Dataset items
★ ★ ★ ★
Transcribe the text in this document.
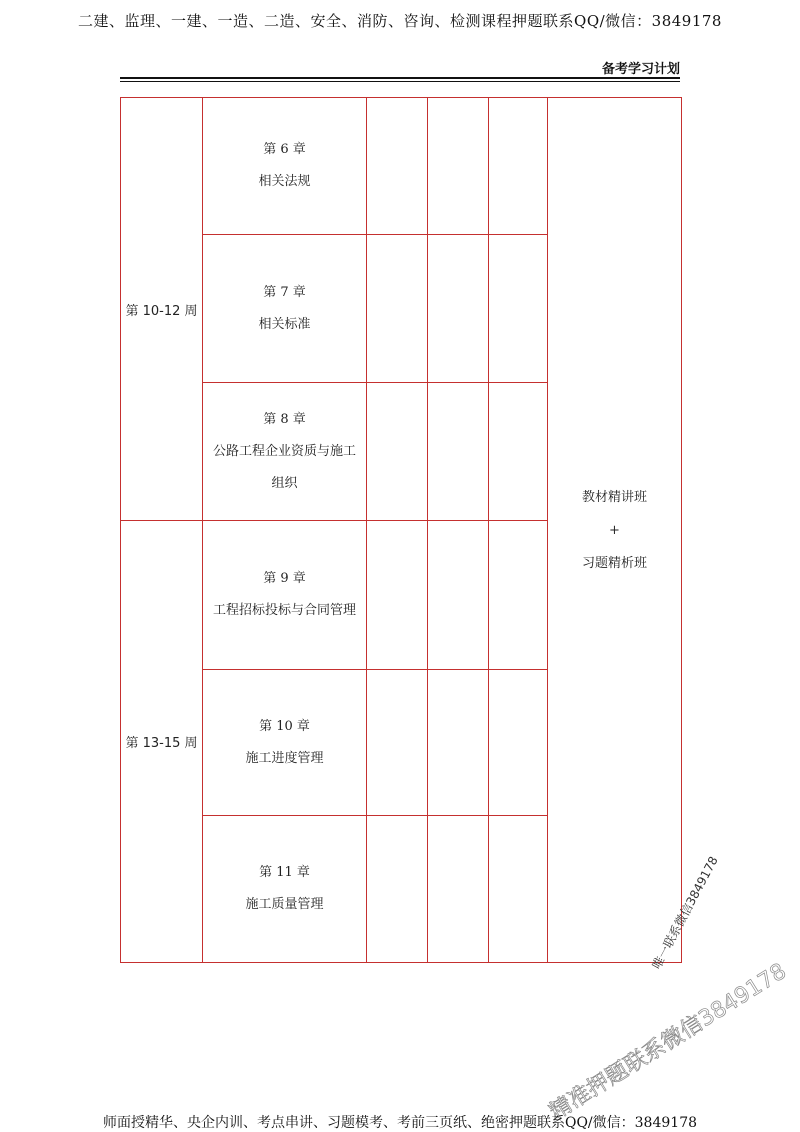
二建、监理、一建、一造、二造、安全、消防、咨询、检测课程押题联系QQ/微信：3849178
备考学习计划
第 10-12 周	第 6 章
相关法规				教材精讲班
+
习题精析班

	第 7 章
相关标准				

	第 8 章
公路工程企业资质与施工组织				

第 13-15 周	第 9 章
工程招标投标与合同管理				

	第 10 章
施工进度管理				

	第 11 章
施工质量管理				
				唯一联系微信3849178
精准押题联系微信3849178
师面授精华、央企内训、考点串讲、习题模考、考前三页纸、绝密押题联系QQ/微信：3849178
★ ★ ★ ★
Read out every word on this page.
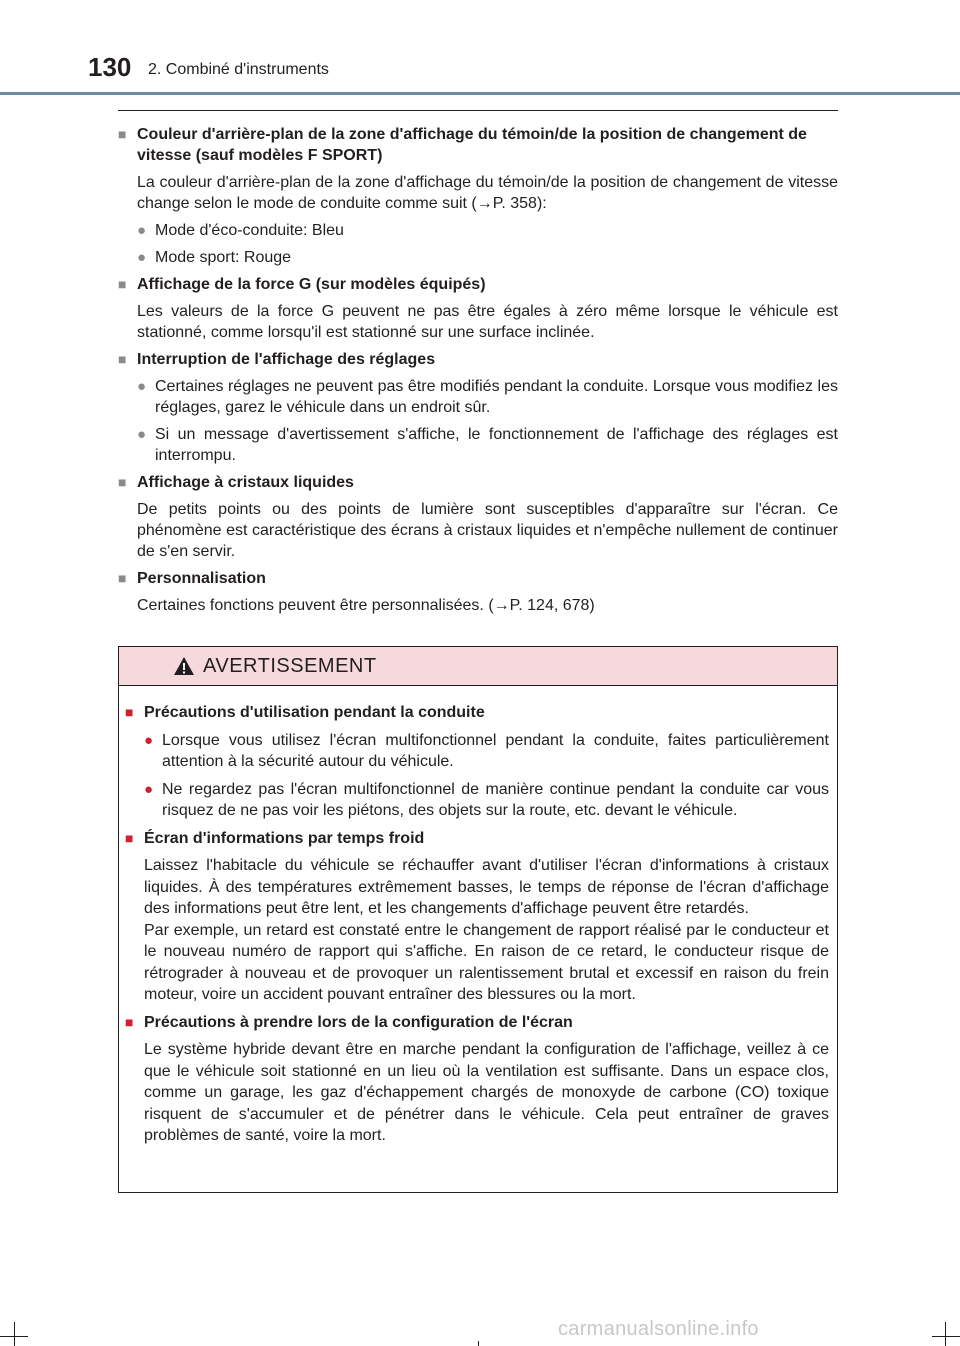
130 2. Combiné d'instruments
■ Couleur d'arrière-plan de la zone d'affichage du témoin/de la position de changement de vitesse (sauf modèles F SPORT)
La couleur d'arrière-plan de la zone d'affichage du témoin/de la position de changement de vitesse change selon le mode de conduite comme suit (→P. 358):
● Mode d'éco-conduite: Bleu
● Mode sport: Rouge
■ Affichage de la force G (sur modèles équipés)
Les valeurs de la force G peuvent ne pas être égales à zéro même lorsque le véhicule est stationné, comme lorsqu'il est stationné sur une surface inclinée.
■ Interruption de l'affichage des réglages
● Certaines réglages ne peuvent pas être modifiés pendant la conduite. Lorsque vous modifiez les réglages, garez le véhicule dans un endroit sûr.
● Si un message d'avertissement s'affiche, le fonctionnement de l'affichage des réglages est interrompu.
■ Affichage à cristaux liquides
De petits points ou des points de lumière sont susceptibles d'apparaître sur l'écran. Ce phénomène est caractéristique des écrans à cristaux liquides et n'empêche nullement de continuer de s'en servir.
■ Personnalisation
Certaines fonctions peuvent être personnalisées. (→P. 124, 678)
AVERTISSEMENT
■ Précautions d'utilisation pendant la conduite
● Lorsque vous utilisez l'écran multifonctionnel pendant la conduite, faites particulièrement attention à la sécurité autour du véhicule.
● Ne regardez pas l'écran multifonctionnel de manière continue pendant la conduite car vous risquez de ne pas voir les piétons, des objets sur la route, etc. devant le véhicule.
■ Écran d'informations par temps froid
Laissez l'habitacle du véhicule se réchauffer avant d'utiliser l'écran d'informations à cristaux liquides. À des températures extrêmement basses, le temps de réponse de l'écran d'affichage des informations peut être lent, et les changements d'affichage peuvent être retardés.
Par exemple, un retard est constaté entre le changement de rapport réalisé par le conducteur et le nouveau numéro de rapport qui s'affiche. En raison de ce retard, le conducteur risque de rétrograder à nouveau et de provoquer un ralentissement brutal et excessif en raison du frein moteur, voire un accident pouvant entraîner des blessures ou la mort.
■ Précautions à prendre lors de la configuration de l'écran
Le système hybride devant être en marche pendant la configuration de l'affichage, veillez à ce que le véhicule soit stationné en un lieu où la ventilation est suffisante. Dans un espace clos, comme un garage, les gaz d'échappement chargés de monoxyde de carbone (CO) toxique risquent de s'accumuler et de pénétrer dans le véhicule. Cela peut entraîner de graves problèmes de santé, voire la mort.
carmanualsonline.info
★ ★ ★ ★
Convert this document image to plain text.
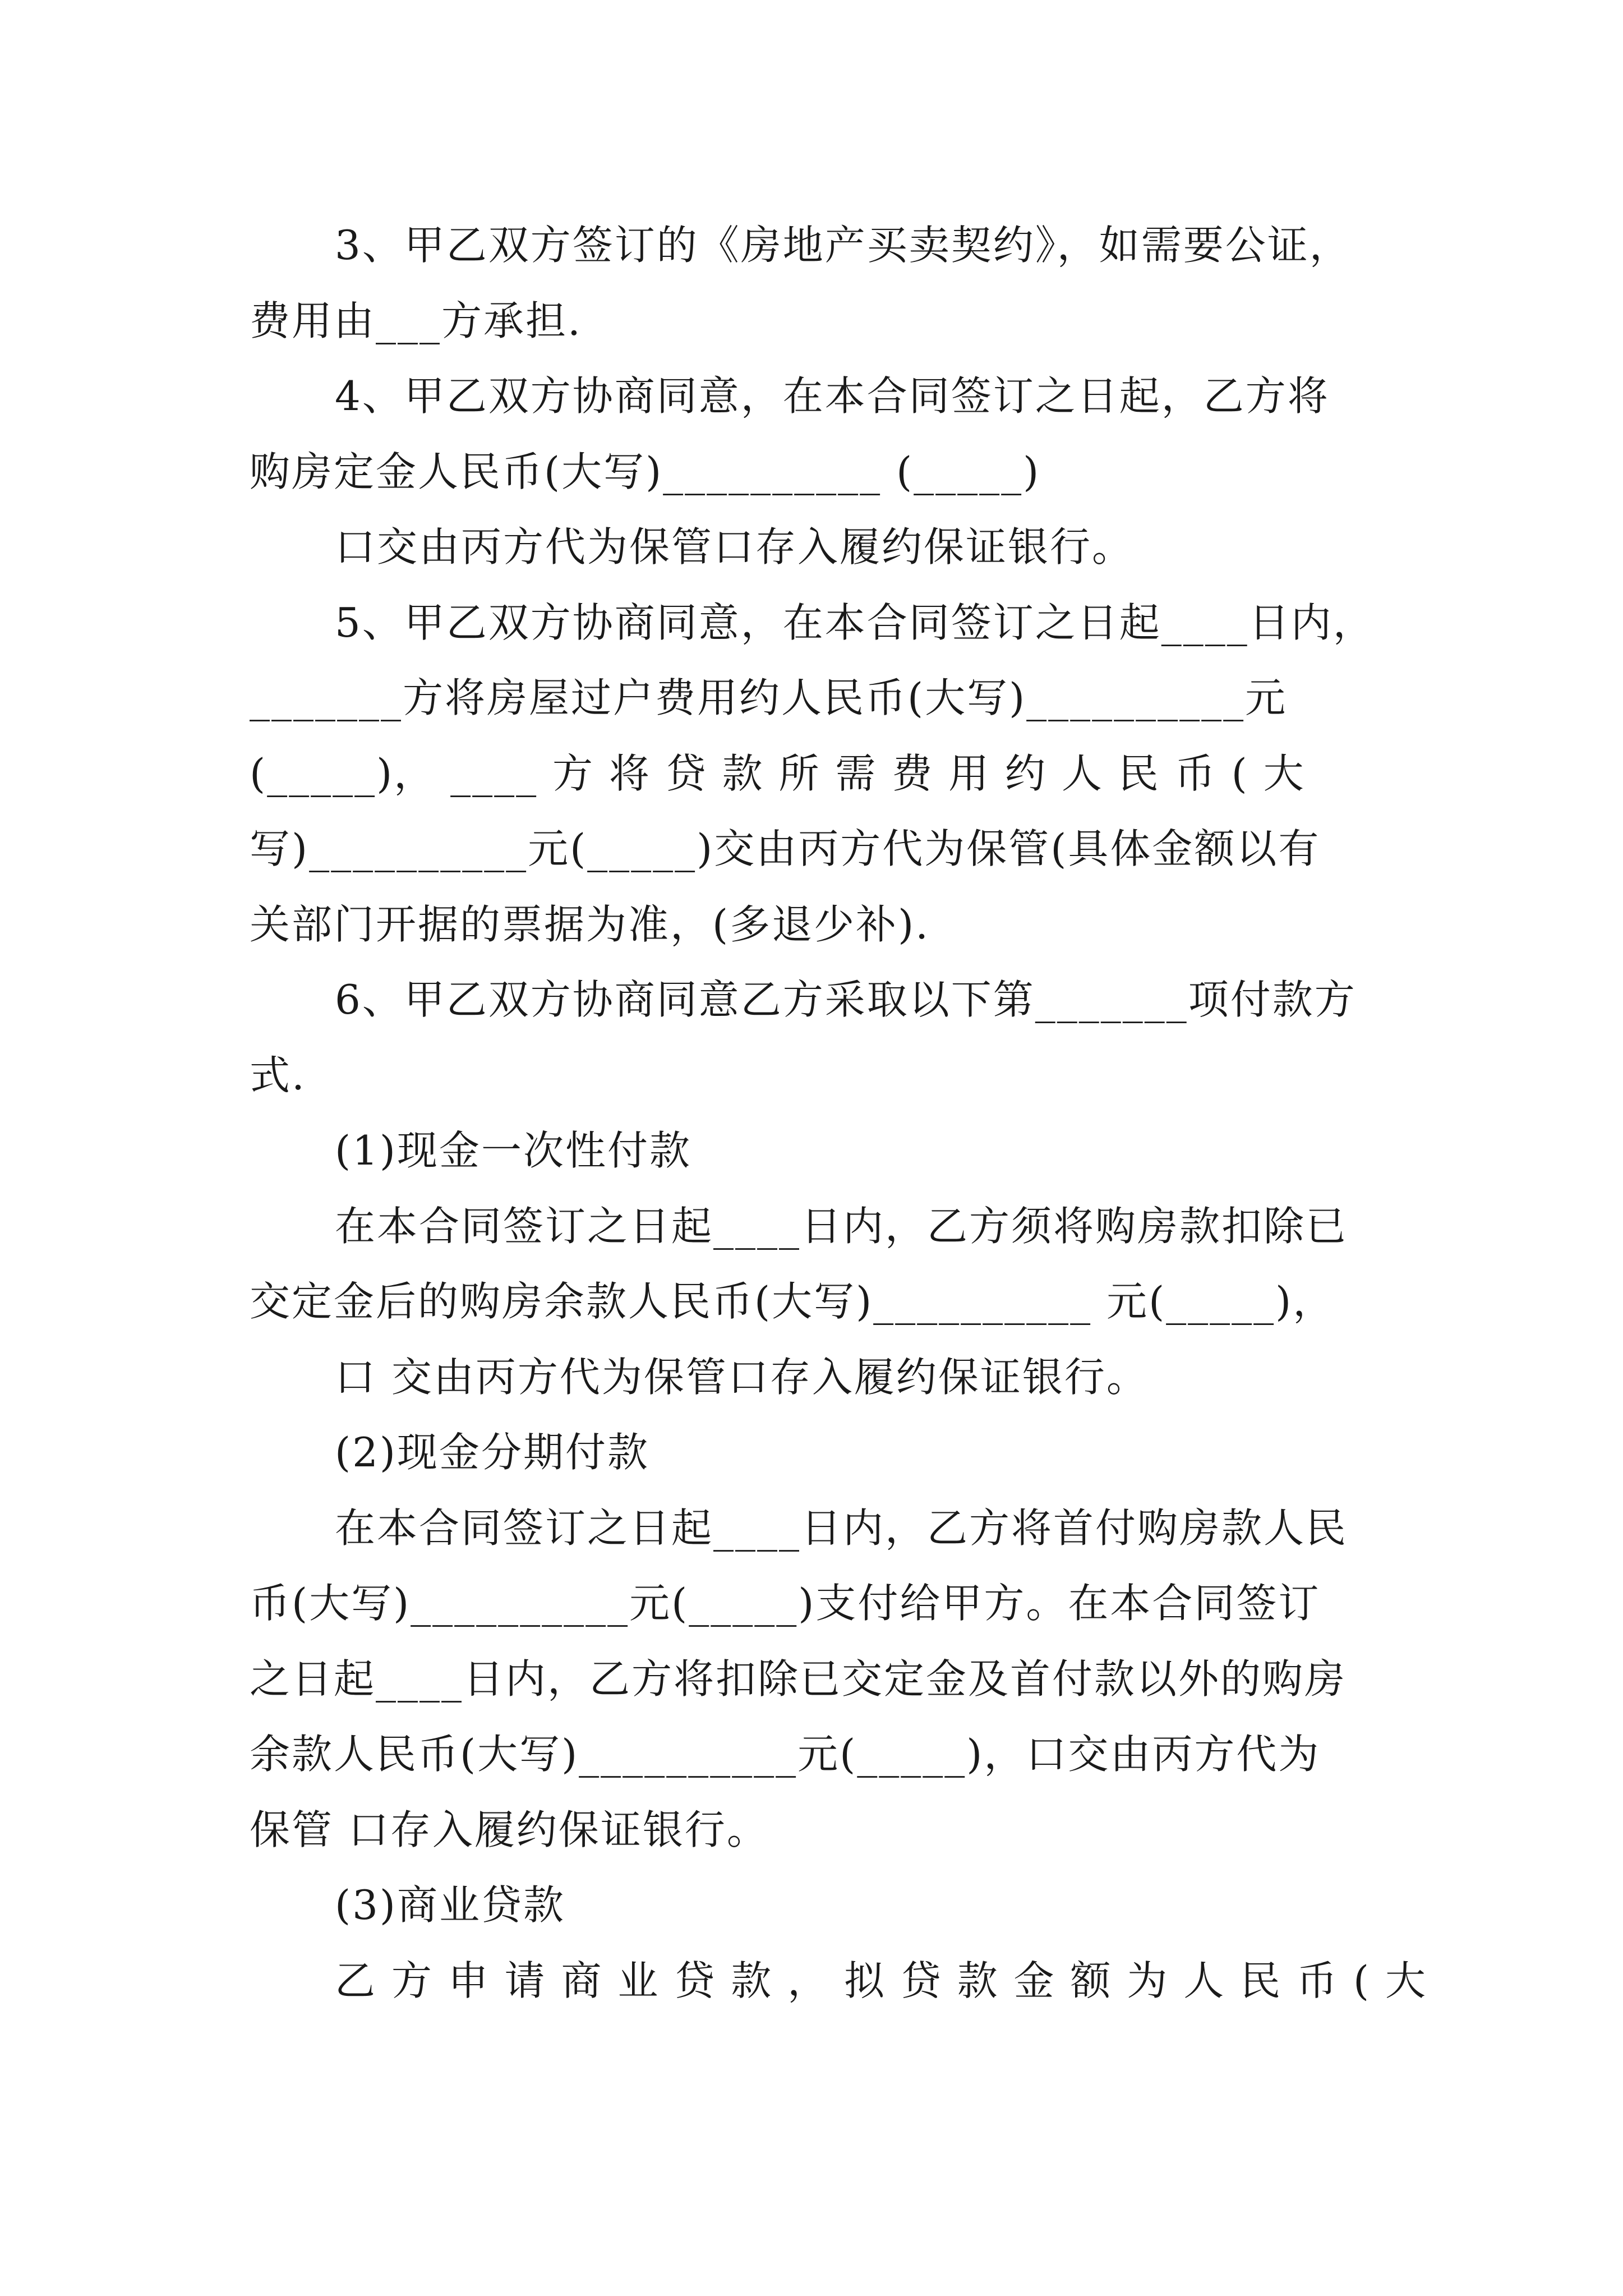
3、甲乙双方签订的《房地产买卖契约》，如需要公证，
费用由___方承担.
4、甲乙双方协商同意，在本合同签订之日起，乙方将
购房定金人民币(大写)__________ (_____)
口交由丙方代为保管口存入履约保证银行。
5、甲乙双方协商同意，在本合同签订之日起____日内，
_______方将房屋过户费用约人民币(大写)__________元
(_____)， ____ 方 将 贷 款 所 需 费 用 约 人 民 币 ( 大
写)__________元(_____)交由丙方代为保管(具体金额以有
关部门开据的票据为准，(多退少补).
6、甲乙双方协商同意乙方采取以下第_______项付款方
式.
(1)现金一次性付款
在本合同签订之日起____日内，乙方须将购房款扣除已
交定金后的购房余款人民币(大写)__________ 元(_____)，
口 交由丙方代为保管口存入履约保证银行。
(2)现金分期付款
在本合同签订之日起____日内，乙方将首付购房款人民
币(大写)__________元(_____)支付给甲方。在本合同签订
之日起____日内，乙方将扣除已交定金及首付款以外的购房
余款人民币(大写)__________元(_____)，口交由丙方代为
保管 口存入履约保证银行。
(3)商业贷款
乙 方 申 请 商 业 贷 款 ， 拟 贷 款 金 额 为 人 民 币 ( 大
★ ★ ★ ★
THE TASK:
Each line in the listing above that contains "force" should be copied.

ANSWER TO THIS TASK:
■ Affichage de la force G (sur modèles équipés)
Les valeurs de la force G peuvent ne pas être égales à zéro même lorsque le véhicule est stationné, comme lorsqu'il est stationné sur une surface inclinée.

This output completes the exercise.